* _Written problem_
Lines that include the word "instrument" are the ones to copy.

* _Data records_
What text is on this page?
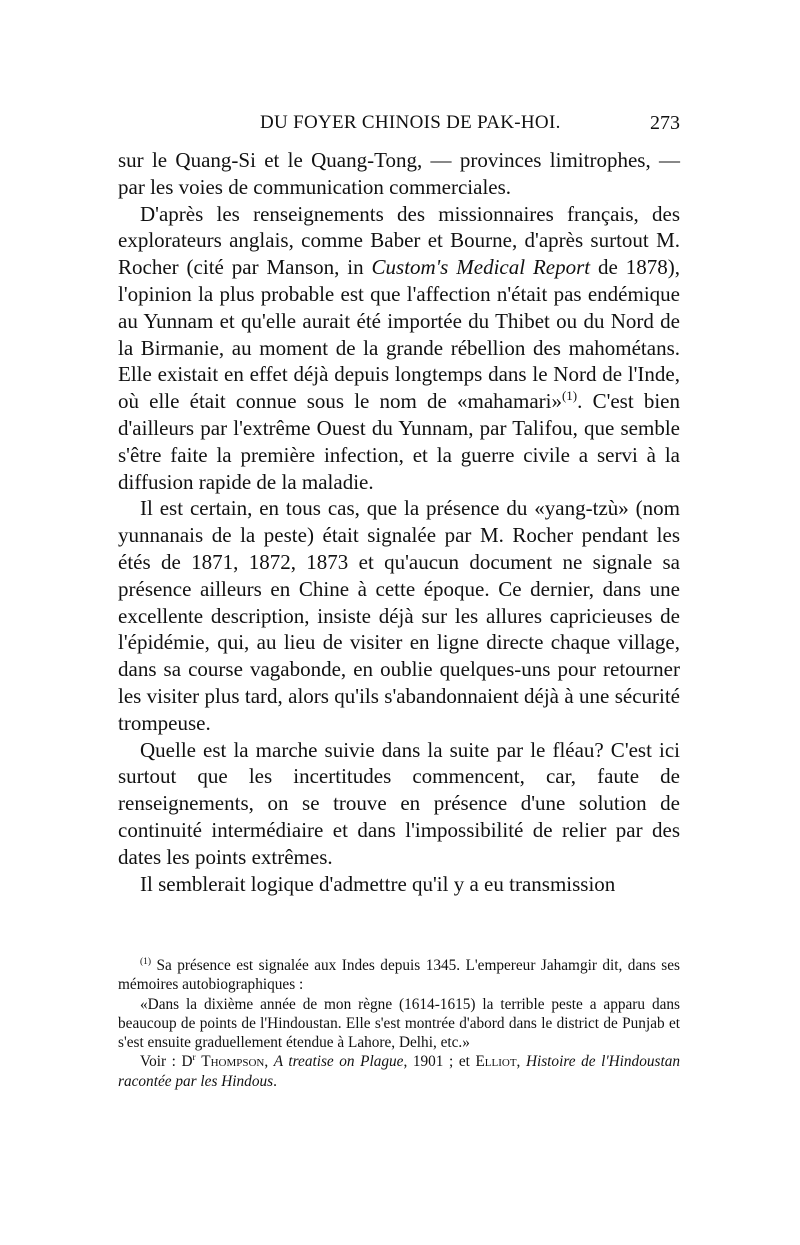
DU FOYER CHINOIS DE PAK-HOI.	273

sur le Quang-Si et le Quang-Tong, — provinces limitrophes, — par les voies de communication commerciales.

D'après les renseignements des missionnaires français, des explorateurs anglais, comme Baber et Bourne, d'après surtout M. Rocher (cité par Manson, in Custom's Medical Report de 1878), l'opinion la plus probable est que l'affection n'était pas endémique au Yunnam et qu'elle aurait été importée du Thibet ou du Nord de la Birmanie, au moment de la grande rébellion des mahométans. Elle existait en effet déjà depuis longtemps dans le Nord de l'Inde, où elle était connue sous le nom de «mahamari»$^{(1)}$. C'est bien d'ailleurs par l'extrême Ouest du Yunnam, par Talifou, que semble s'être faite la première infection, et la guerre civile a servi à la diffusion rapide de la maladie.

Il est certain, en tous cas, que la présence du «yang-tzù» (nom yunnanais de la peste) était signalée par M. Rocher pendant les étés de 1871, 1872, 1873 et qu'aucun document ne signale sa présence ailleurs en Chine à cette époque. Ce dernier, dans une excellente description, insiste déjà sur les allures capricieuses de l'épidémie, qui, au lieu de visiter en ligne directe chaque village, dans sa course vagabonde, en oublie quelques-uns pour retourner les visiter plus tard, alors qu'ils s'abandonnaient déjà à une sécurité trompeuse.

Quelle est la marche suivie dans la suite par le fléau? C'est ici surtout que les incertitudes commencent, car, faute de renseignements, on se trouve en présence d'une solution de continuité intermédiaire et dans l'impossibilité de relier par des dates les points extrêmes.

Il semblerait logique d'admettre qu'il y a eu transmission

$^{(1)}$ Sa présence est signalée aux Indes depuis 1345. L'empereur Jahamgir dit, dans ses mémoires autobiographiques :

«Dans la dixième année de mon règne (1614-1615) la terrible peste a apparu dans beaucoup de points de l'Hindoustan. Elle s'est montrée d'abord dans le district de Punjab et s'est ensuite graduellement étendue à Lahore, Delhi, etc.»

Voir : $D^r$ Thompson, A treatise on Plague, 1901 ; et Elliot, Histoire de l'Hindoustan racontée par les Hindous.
* * *
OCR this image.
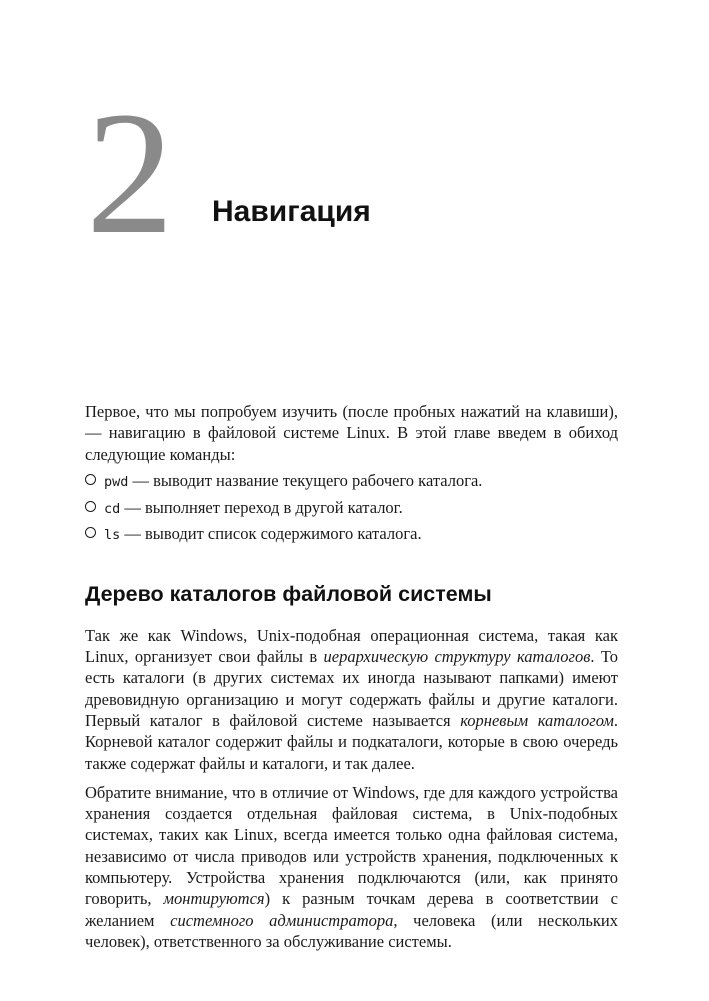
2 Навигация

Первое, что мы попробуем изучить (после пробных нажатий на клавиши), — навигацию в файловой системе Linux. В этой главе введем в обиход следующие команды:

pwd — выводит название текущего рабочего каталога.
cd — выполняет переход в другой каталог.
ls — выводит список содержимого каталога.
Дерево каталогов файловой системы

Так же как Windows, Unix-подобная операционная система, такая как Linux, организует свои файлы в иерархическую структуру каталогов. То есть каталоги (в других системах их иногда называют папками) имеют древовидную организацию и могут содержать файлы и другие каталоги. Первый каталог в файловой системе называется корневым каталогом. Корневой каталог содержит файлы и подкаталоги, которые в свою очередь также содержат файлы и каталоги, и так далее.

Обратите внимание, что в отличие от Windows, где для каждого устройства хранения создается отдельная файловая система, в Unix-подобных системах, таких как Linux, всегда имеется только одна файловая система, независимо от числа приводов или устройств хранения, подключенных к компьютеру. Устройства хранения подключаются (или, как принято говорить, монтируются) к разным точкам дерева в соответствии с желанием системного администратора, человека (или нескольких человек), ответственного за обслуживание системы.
---
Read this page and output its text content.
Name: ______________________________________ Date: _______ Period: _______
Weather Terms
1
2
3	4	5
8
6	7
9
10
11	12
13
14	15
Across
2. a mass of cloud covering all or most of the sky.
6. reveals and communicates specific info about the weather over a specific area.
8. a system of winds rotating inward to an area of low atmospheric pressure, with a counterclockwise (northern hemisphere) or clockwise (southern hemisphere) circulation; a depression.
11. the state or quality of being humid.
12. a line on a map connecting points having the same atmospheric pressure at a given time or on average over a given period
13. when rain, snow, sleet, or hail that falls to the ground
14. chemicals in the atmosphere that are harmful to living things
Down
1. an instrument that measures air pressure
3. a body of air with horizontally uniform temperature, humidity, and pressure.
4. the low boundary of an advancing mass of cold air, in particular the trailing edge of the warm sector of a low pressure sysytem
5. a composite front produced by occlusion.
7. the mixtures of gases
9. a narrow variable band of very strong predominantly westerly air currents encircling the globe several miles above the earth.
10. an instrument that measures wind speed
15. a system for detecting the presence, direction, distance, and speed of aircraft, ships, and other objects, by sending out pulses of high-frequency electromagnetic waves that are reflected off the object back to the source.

* _Response for this exercise_
1. an instrument that measures air pressure
10. an instrument that measures wind speed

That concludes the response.